─── Document text

So where does football go from here?(part 2)
It's fair to say that a lot of domestic fans are disillusioned by modern football. There's a disconnect that has deepened throughout the Premier League era with these fans believing that football sold its soul to the corporates a long time ago.
Looking at the statistics does start paint a picture of how this divide has emerged. For example whilst the average wage for a UK worker in 2020 is around £29,000, the total wages of Premier League players in 2018 amounted to £2.837 billion. The majority of that pot is split between the 500 players that make up the 25 man squad for each club. So in any given week the average Premier League player has earned more before Tuesday lunchtime than a fan on an average wage earns in a year.
Further, according to the KPMG football benchmark report in 2019, the cost for a fan following their team had increased by some 31% over the previous five seasons. So with the players earning such vast amounts which seem to increase each season and the cost of watching football inflating at an even greater rate, it's a natural conclusion for fans to see a direct correlation.
Fans also love to see British born players wearing the shirt - even more so if they're a local. Apparently a young player in the UK today has a 0.012% chance of playing in the Premier League. The top flight is dominated by foreign players that naturally fans can't identify with in the same way that they might have just a generation ago when the likes of Ian Rush, Paul Gascoigne and John Barnes were the iconic players.
Even if a local lad does break through, does it really feel like "he's one of our own" when he drives a Bentley, lives in a mansion and holidays in Dubai with movie stars and models? Similarly with so few heroes on the pitch for fans to relate to, their club's boardroom is also likely to represent interests much further from home.
The owners of clubs are no longer successful local businessmen but American and Chinese private equity firms or Gulf State sovereign wealth funds. Just a couple of decades ago £100 million could buy a Premier League club and provide a hefty transfer kitty to strengthen the squad. That same level of investment now might just buy half a Jadon Sancho when all the fees are stacked up.
So how has football evolved to disenfranchise fans, who is making all the money and what happens next?
In order to predict what the future might look like for fans, we have to understand how the status quo has been established, which we distil to three distinct paradigms that now significantly overlap to form a complex value chain.
Matchday Paradigm (since 1800's to present day)

──────

Problem A: Count the lines in the entries that contain the string "bolts", and reply with that number alone.
The football article and the entries that follow it come from unrelated sources.

─── Recorded information

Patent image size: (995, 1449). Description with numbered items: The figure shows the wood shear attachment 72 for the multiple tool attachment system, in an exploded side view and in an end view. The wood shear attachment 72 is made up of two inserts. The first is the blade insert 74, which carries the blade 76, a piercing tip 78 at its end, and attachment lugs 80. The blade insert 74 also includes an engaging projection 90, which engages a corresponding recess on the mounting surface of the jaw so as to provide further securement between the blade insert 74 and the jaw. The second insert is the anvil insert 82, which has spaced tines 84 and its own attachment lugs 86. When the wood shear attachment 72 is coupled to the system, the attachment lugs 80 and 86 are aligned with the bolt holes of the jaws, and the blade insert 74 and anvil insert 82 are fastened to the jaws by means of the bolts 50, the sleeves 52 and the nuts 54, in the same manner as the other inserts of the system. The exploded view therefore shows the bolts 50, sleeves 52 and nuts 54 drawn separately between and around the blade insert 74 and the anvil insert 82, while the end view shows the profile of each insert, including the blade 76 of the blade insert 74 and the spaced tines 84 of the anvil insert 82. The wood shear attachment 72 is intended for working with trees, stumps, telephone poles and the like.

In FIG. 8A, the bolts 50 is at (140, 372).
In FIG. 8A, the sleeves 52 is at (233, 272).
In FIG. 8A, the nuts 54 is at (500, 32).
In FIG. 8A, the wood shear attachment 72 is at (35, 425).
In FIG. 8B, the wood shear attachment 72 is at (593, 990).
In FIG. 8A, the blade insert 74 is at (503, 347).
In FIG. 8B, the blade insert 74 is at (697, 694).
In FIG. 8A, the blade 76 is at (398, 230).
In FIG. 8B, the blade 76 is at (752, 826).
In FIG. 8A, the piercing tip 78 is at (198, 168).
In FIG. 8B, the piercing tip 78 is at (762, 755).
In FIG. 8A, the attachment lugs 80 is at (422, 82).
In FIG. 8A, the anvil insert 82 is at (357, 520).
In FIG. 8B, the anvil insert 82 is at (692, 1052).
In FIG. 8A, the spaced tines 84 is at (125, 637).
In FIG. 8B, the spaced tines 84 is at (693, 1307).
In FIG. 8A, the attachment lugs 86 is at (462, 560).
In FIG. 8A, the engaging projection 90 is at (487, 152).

──────

Problem B: Summarize the football article in two sentences.

Task solution A: 2

Task solution B: Many domestic fans are disillusioned by modern football, and statistics on Premier League wages and the rising cost of following a team help show how this divide emerged. Fans also find it hard to identify with a top flight dominated by foreign players, and club owners are no longer local businessmen but American and Chinese private equity firms or Gulf State sovereign wealth funds.